**PROBLEM DETAILS**
Using the entries that follow, count the lines containing the word "заданиям" and give that number by itself.

**ROWS**
.....

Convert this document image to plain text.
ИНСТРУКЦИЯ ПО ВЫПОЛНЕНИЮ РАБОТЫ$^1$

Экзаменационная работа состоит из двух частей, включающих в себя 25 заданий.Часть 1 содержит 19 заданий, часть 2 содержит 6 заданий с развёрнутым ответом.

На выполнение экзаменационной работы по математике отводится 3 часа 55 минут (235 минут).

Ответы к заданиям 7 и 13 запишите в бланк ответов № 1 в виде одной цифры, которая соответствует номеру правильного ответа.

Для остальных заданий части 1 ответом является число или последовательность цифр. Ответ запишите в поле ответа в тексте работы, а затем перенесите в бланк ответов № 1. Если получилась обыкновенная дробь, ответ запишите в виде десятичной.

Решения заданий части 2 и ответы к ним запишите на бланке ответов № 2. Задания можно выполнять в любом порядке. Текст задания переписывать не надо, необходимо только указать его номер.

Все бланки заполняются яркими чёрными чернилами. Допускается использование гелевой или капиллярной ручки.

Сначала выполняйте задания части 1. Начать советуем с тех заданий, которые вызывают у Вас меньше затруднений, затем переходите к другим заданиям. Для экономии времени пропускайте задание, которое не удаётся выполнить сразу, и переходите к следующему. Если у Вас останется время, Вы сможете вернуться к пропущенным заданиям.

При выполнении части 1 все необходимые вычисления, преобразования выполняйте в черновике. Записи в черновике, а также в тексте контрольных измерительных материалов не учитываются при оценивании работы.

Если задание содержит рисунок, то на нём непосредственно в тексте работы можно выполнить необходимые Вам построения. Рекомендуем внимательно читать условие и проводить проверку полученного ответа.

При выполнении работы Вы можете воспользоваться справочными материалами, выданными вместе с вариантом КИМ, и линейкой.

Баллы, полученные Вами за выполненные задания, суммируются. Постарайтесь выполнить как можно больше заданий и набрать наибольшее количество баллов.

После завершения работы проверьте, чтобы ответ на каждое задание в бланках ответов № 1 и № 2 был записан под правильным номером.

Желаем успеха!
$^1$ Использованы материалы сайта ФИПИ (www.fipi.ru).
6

.....

**RESPONSE BELOW**
2